■ **PROBLEM DESCRIPTION**
Look below for the line with "Read this page and output its text content.", then repeat it and all lines after it, exactly, minus any pictures.

■ **MATERIAL SUPPLIED**

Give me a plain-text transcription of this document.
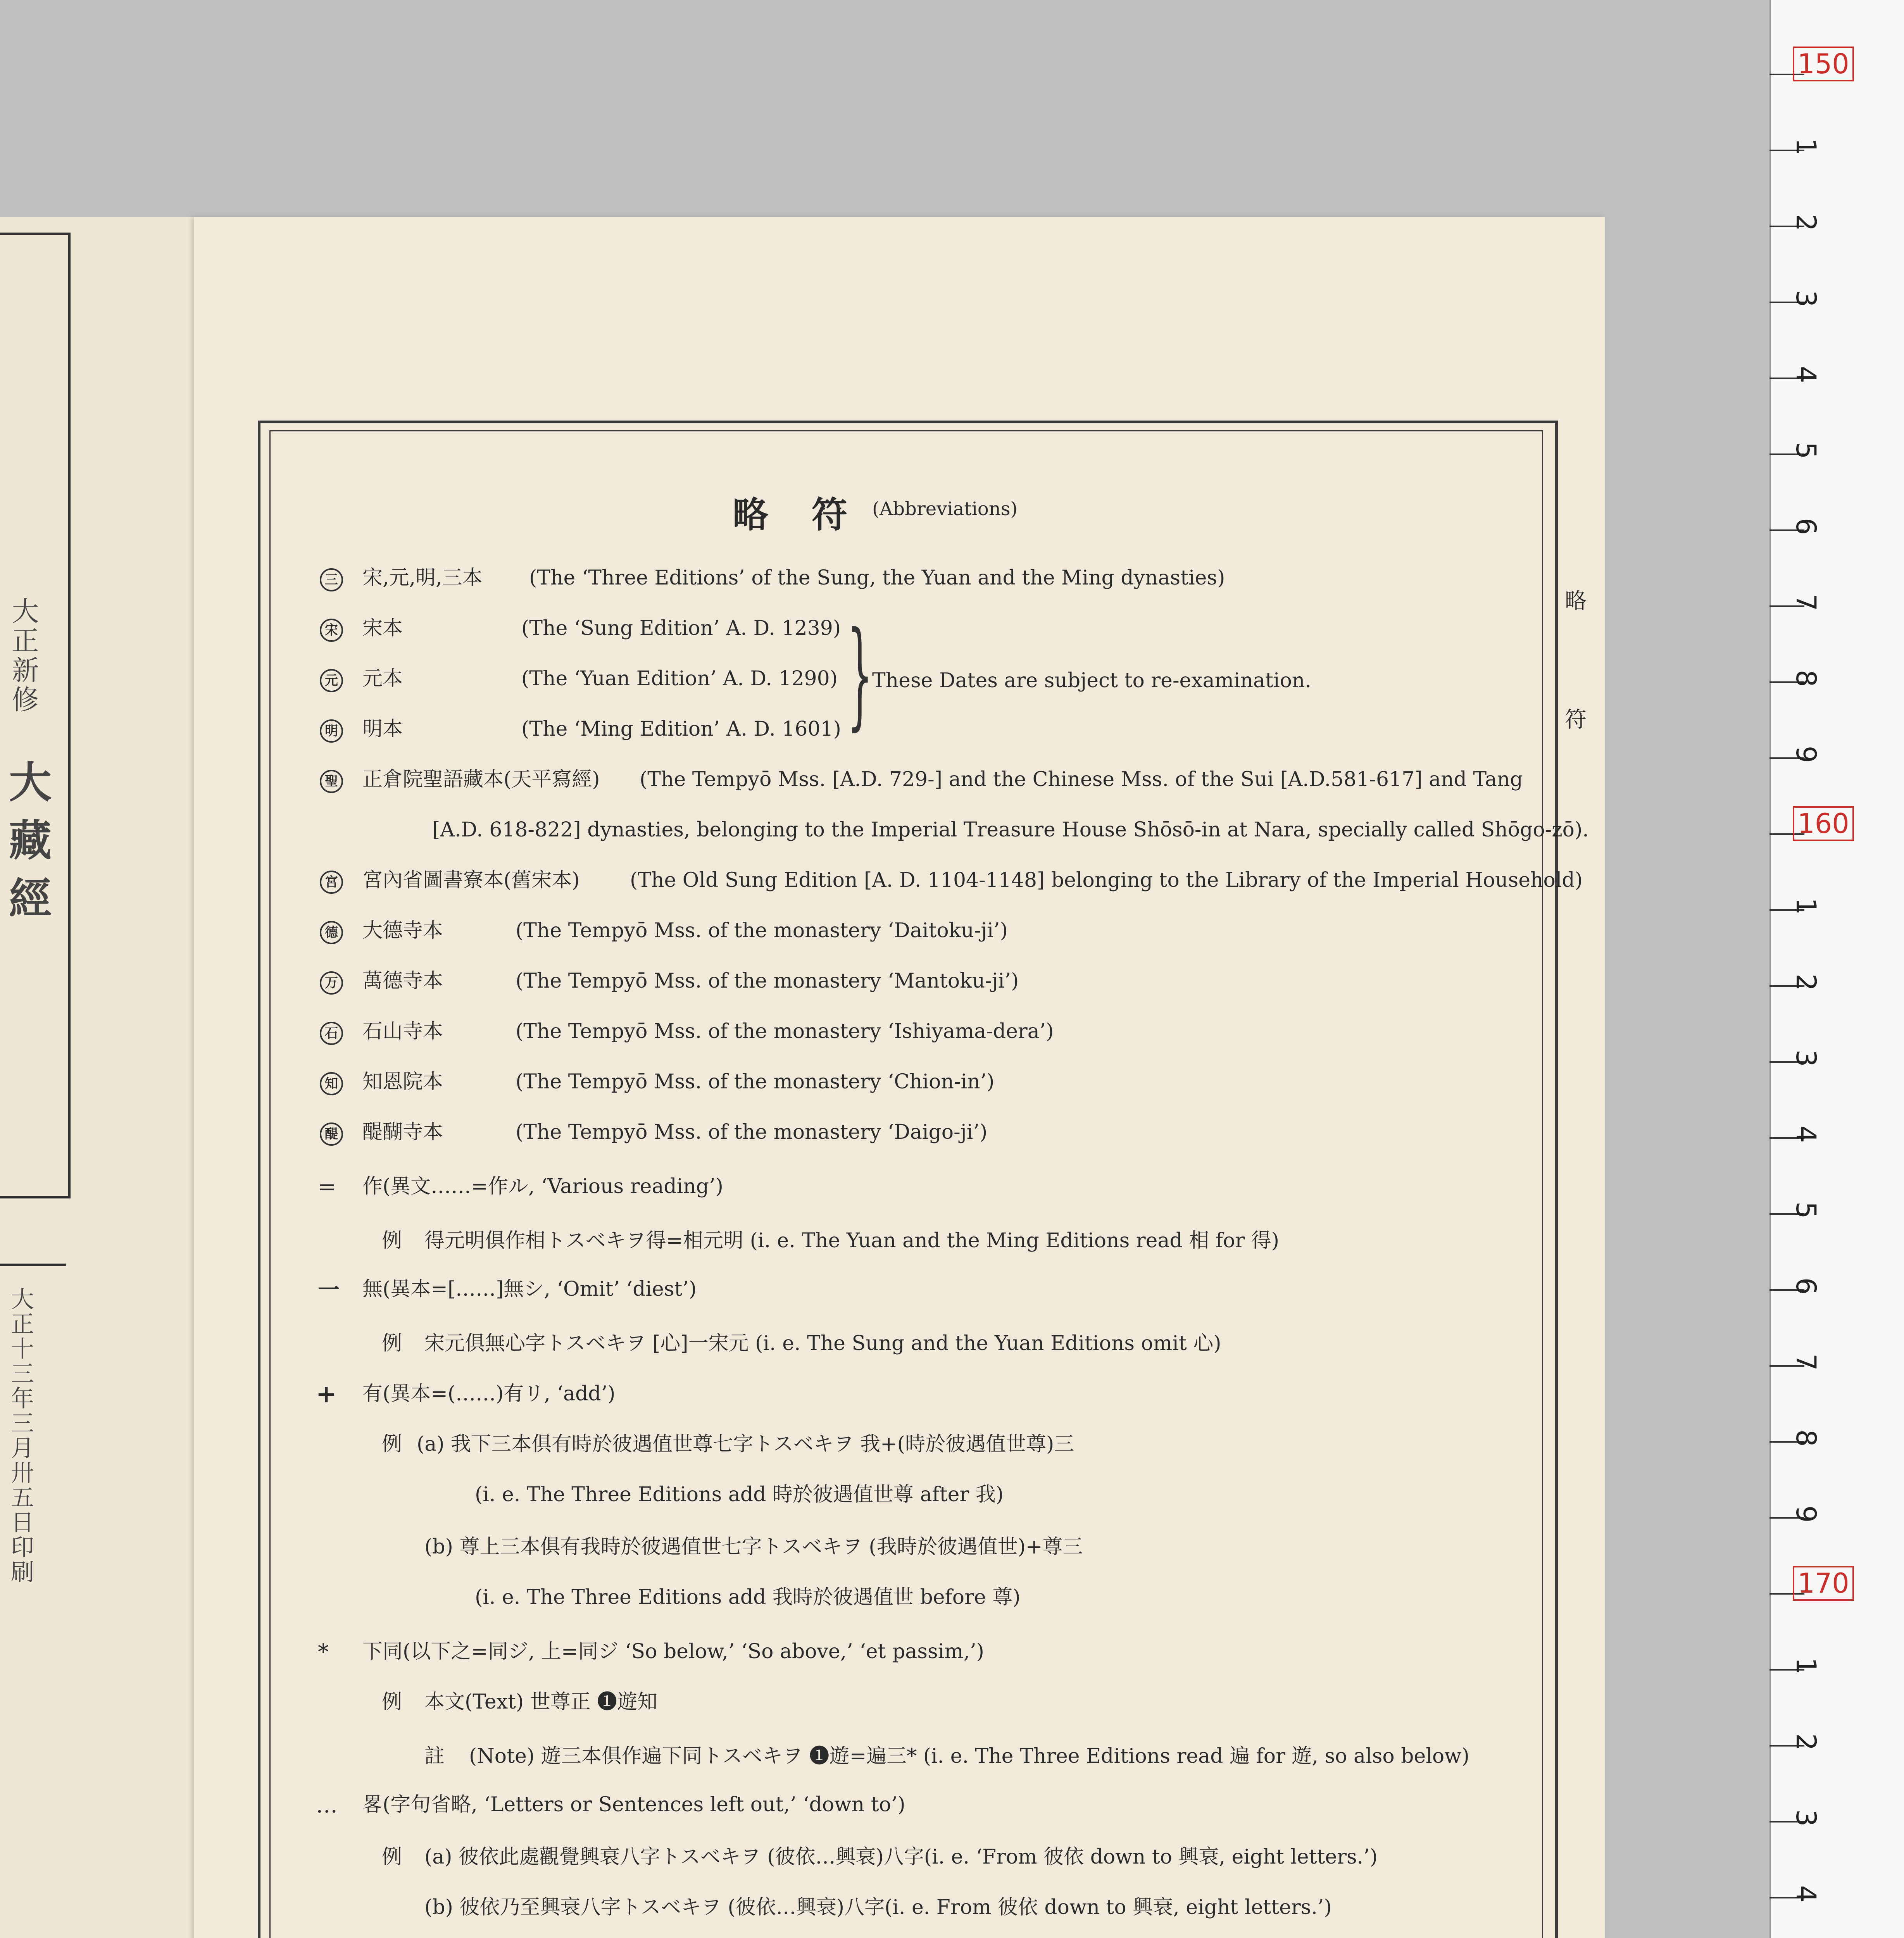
大正新修
大藏經
大正十三年三月卅五日印刷
略 符 (Abbreviations)
略符
三 宋,元,明,三本 (The ‘Three Editions’ of the Sung, the Yuan and the Ming dynasties)
宋 宋本	(The ‘Sung Edition’ A. D. 1239)
元 元本	(The ‘Yuan Edition’ A. D. 1290)
明 明本	(The ‘Ming Edition’ A. D. 1601)
聖 正倉院聖語藏本(天平寫經) (The Tempyō Mss. [A.D. 729-] and the Chinese Mss. of the Sui [A.D.581-617] and Tang
[A.D. 618-822] dynasties, belonging to the Imperial Treasure House Shōsō-in at Nara, specially called Shōgo-zō).
宮 宮內省圖書寮本(舊宋本) (The Old Sung Edition [A. D. 1104-1148] belonging to the Library of the Imperial Household)
德 大德寺本	(The Tempyō Mss. of the monastery ‘Daitoku-ji’)
万 萬德寺本	(The Tempyō Mss. of the monastery ‘Mantoku-ji’)
石 石山寺本	(The Tempyō Mss. of the monastery ‘Ishiyama-dera’)
知 知恩院本	(The Tempyō Mss. of the monastery ‘Chion-in’)
醍 醍醐寺本	(The Tempyō Mss. of the monastery ‘Daigo-ji’)
}
These Dates are subject to re-examination.
= 作(異文……=作ル, ‘Various reading’)
例 得元明俱作相トスベキヲ得=相元明 (i. e. The Yuan and the Ming Editions read 相 for 得)
一 無(異本=[……]無シ, ‘Omit’ ‘diest’)
例 宋元俱無心字トスベキヲ [心]一宋元 (i. e. The Sung and the Yuan Editions omit 心)
+ 有(異本=(……)有リ, ‘add’)
例 (a) 我下三本俱有時於彼遇值世尊七字トスベキヲ 我+(時於彼遇值世尊)三
(i. e. The Three Editions add 時於彼遇值世尊 after 我)
(b) 尊上三本俱有我時於彼遇值世七字トスベキヲ (我時於彼遇值世)+尊三
(i. e. The Three Editions add 我時於彼遇值世 before 尊)
* 下同(以下之=同ジ, 上=同ジ ‘So below,’ ‘So above,’ ‘et passim,’)
例 本文(Text) 世尊正 ❶遊知
註 (Note) 遊三本俱作遍下同トスベキヲ ❶遊=遍三* (i. e. The Three Editions read 遍 for 遊, so also below)
… 畧(字句省略, ‘Letters or Sentences left out,’ ‘down to’)
例 (a) 彼依此處觀覺興衰八字トスベキヲ (彼依…興衰)八字(i. e. ‘From 彼依 down to 興衰, eight letters.’)
(b) 彼依乃至興衰八字トスベキヲ (彼依…興衰)八字(i. e. From 彼依 down to 興衰, eight letters.’)
150
1
2
3
4
5
6
7
8
9
160
1
2
3
4
5
6
7
8
9
170
1
2
3
4
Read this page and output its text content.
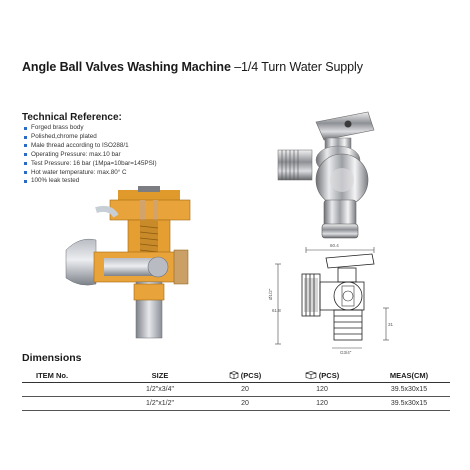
Angle Ball Valves Washing Machine –1/4 Turn Water Supply
Technical Reference:
Forged brass body
Polished,chrome plated
Male thread according to ISO288/1
Operating Pressure: max.10 bar
Test Pressure: 16 bar (1Mpa=10bar=145PSI)
Hot water temperature: max.80° C
100% leak tested
60.4
Ø1/2"
61.8
31
G3/4"
Dimensions
ITEM No.	SIZE	(PCS)	(PCS)	MEAS(CM)
	1/2"x3/4"	20	120	39.5x30x15
	1/2"x1/2"	20	120	39.5x30x15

■ **RESPONSE TO THIS TASK**
Read this page and output its text content.
Angle Ball Valves Washing Machine –1/4 Turn Water Supply
Technical Reference:
Forged brass body
Polished,chrome plated
Male thread according to ISO288/1
Operating Pressure: max.10 bar
Test Pressure: 16 bar (1Mpa=10bar=145PSI)
Hot water temperature: max.80° C
100% leak tested
60.4
Ø1/2"
61.8
31
G3/4"
Dimensions
ITEM No.	SIZE	(PCS)	(PCS)	MEAS(CM)
	1/2"x3/4"	20	120	39.5x30x15
	1/2"x1/2"	20	120	39.5x30x15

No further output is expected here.